** start Rows **

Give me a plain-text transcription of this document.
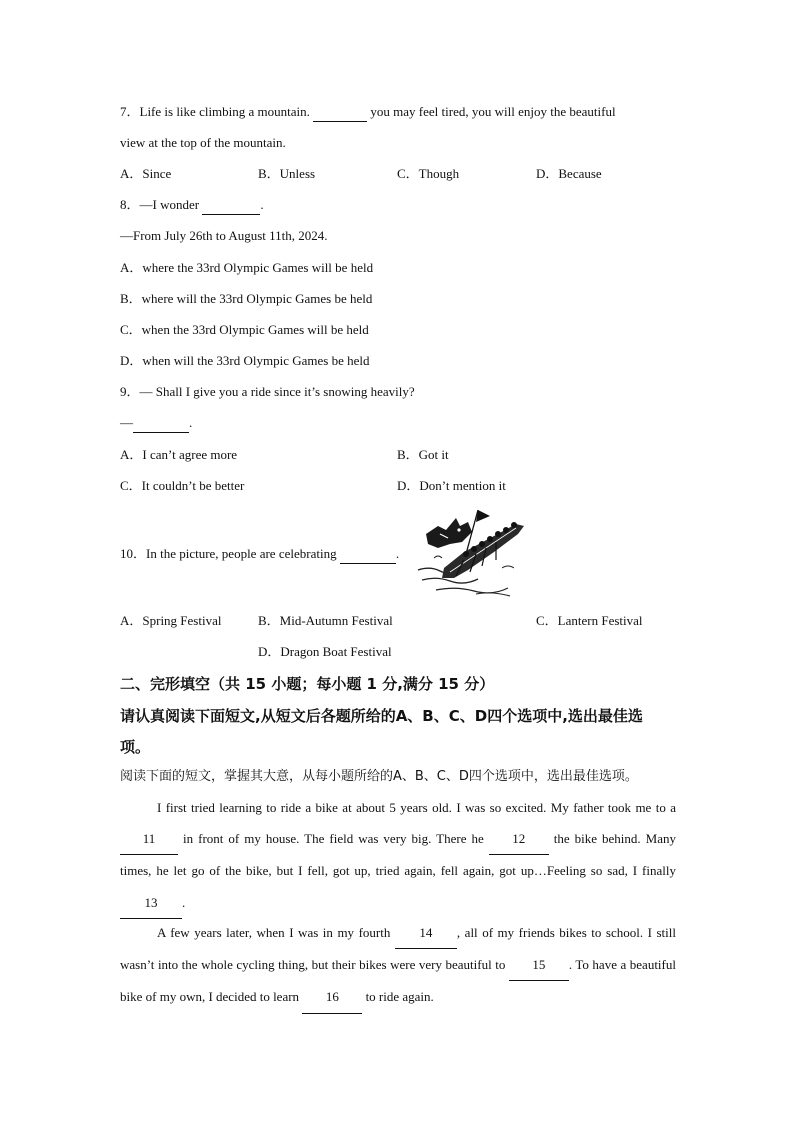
7．Life is like climbing a mountain.	you may feel tired, you will enjoy the beautiful
view at the top of the mountain.
A．Since	B．Unless	C．Though	D．Because
8．—I wonder	.
—From July 26th to August 11th, 2024.
A．where the 33rd Olympic Games will be held
B．where will the 33rd Olympic Games be held
C．when the 33rd Olympic Games will be held
D．when will the 33rd Olympic Games be held
9．— Shall I give you a ride since it’s snowing heavily?
—	.
A．I can’t agree more	B．Got it
C．It couldn’t be better	D．Don’t mention it
10．In the picture, people are celebrating	.
A．Spring Festival	B．Mid-Autumn Festival	C．Lantern Festival
D．Dragon Boat Festival
二、完形填空（共 15 小题；每小题 1 分,满分 15 分）
请认真阅读下面短文,从短文后各题所给的A、B、C、D四个选项中,选出最佳选
项。
阅读下面的短文，掌握其大意，从每小题所给的A、B、C、D四个选项中，选出最佳选项。
I first tried learning to ride a bike at about 5 years old. I was so excited. My father took me to a 11 in front of my house. The field was very big. There he 12 the bike behind. Many times, he let go of the bike, but I fell, got up, tried again, fell again, got up…Feeling so sad, I finally 13 .
A few years later, when I was in my fourth 14 , all of my friends bikes to school. I still wasn’t into the whole cycling thing, but their bikes were very beautiful to 15 . To have a beautiful bike of my own, I decided to learn 16 to ride again.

** end Rows **

# What the exercise asks:
What you return should match the records above word for word, minus the pictures.

# Output of the exercise:
Give me a plain-text transcription of this document.
7．Life is like climbing a mountain.	you may feel tired, you will enjoy the beautiful
view at the top of the mountain.
A．Since	B．Unless	C．Though	D．Because
8．—I wonder	.
—From July 26th to August 11th, 2024.
A．where the 33rd Olympic Games will be held
B．where will the 33rd Olympic Games be held
C．when the 33rd Olympic Games will be held
D．when will the 33rd Olympic Games be held
9．— Shall I give you a ride since it’s snowing heavily?
—	.
A．I can’t agree more	B．Got it
C．It couldn’t be better	D．Don’t mention it
10．In the picture, people are celebrating	.
A．Spring Festival	B．Mid-Autumn Festival	C．Lantern Festival
D．Dragon Boat Festival
二、完形填空（共 15 小题；每小题 1 分,满分 15 分）
请认真阅读下面短文,从短文后各题所给的A、B、C、D四个选项中,选出最佳选
项。
阅读下面的短文，掌握其大意，从每小题所给的A、B、C、D四个选项中，选出最佳选项。
I first tried learning to ride a bike at about 5 years old. I was so excited. My father took me to a 11 in front of my house. The field was very big. There he 12 the bike behind. Many times, he let go of the bike, but I fell, got up, tried again, fell again, got up…Feeling so sad, I finally 13 .
A few years later, when I was in my fourth 14 , all of my friends bikes to school. I still wasn’t into the whole cycling thing, but their bikes were very beautiful to 15 . To have a beautiful bike of my own, I decided to learn 16 to ride again.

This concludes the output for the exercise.